Write out all of the records precisely. Skip anything that is a picture.
══ Data shown
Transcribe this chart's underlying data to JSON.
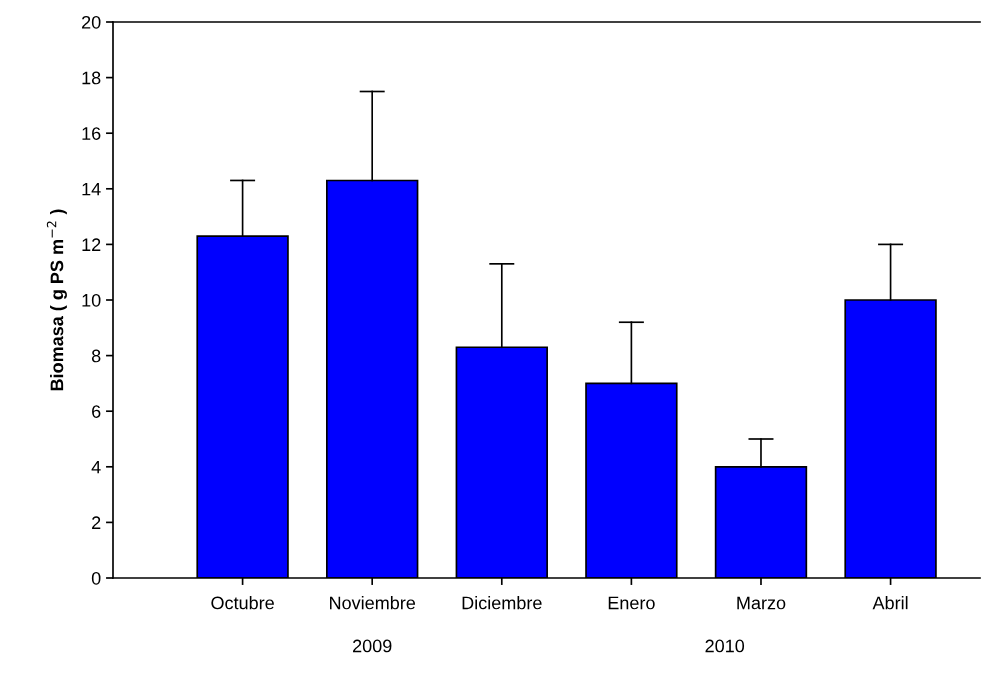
{
  "chart_data": {
    "type": "bar",
    "ylabel": "Biomasa ( g PS m$^{−2}$ )",
    "categories": [
      "Octubre",
      "Noviembre",
      "Diciembre",
      "Enero",
      "Marzo",
      "Abril"
    ],
    "values": [
      12.3,
      14.3,
      8.3,
      7.0,
      4.0,
      10.0
    ],
    "errors": [
      [
        12.3,
        14.3
      ],
      [
        14.3,
        17.5
      ],
      [
        8.3,
        11.3
      ],
      [
        7.0,
        9.2
      ],
      [
        4.0,
        5.0
      ],
      [
        10.0,
        12.0
      ]
    ],
    "color": "#0000ff",
    "ylim": [
      0,
      20
    ],
    "yticks": [
      0,
      2,
      4,
      6,
      8,
      10,
      12,
      14,
      16,
      18,
      20
    ],
    "grid": false,
    "legend": false,
    "annotations": [
      "2009",
      "2010"
    ]
  }
}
════
◆ Exercise result
Transcribe this chart's underlying data to JSON.
{
  "chart_data": {
    "type": "bar",
    "ylabel": "Biomasa ( g PS m$^{−2}$ )",
    "categories": [
      "Octubre",
      "Noviembre",
      "Diciembre",
      "Enero",
      "Marzo",
      "Abril"
    ],
    "values": [
      12.3,
      14.3,
      8.3,
      7.0,
      4.0,
      10.0
    ],
    "errors": [
      [
        12.3,
        14.3
      ],
      [
        14.3,
        17.5
      ],
      [
        8.3,
        11.3
      ],
      [
        7.0,
        9.2
      ],
      [
        4.0,
        5.0
      ],
      [
        10.0,
        12.0
      ]
    ],
    "color": "#0000ff",
    "ylim": [
      0,
      20
    ],
    "yticks": [
      0,
      2,
      4,
      6,
      8,
      10,
      12,
      14,
      16,
      18,
      20
    ],
    "grid": false,
    "legend": false,
    "annotations": [
      "2009",
      "2010"
    ]
  }
}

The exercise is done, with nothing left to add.